**Goal of the exercise:**
Return the listing below in full, with every line exactly as it is.

[BEGIN Stored data]

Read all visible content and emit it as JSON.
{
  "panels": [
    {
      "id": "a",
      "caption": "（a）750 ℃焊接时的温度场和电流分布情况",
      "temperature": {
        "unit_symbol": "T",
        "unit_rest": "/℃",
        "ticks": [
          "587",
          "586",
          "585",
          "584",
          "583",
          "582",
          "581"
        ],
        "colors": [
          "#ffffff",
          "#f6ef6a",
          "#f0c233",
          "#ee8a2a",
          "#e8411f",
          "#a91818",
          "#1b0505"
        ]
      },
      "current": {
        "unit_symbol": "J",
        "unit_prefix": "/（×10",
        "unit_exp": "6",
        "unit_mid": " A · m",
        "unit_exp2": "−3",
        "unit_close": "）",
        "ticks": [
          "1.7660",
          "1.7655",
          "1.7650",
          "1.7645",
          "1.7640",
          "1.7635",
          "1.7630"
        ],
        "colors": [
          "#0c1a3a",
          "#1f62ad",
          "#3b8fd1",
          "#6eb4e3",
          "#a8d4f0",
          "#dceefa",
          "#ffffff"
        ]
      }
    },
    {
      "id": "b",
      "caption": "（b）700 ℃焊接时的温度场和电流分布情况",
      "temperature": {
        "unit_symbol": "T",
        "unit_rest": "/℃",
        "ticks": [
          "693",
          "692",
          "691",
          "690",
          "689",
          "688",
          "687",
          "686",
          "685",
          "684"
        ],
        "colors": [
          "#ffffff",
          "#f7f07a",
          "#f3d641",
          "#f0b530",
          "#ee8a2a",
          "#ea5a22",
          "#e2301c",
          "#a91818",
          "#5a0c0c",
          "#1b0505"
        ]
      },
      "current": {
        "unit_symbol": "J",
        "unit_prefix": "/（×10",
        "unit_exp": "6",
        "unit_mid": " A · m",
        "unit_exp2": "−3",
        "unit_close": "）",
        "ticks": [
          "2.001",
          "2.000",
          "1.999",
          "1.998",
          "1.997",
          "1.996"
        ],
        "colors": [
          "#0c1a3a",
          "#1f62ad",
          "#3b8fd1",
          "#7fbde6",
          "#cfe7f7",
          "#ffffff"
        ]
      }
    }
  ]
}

[END Stored data]

**The reply:**
Read all visible content and emit it as JSON.
{
  "panels": [
    {
      "id": "a",
      "caption": "（a）750 ℃焊接时的温度场和电流分布情况",
      "temperature": {
        "unit_symbol": "T",
        "unit_rest": "/℃",
        "ticks": [
          "587",
          "586",
          "585",
          "584",
          "583",
          "582",
          "581"
        ],
        "colors": [
          "#ffffff",
          "#f6ef6a",
          "#f0c233",
          "#ee8a2a",
          "#e8411f",
          "#a91818",
          "#1b0505"
        ]
      },
      "current": {
        "unit_symbol": "J",
        "unit_prefix": "/（×10",
        "unit_exp": "6",
        "unit_mid": " A · m",
        "unit_exp2": "−3",
        "unit_close": "）",
        "ticks": [
          "1.7660",
          "1.7655",
          "1.7650",
          "1.7645",
          "1.7640",
          "1.7635",
          "1.7630"
        ],
        "colors": [
          "#0c1a3a",
          "#1f62ad",
          "#3b8fd1",
          "#6eb4e3",
          "#a8d4f0",
          "#dceefa",
          "#ffffff"
        ]
      }
    },
    {
      "id": "b",
      "caption": "（b）700 ℃焊接时的温度场和电流分布情况",
      "temperature": {
        "unit_symbol": "T",
        "unit_rest": "/℃",
        "ticks": [
          "693",
          "692",
          "691",
          "690",
          "689",
          "688",
          "687",
          "686",
          "685",
          "684"
        ],
        "colors": [
          "#ffffff",
          "#f7f07a",
          "#f3d641",
          "#f0b530",
          "#ee8a2a",
          "#ea5a22",
          "#e2301c",
          "#a91818",
          "#5a0c0c",
          "#1b0505"
        ]
      },
      "current": {
        "unit_symbol": "J",
        "unit_prefix": "/（×10",
        "unit_exp": "6",
        "unit_mid": " A · m",
        "unit_exp2": "−3",
        "unit_close": "）",
        "ticks": [
          "2.001",
          "2.000",
          "1.999",
          "1.998",
          "1.997",
          "1.996"
        ],
        "colors": [
          "#0c1a3a",
          "#1f62ad",
          "#3b8fd1",
          "#7fbde6",
          "#cfe7f7",
          "#ffffff"
        ]
      }
    }
  ]
}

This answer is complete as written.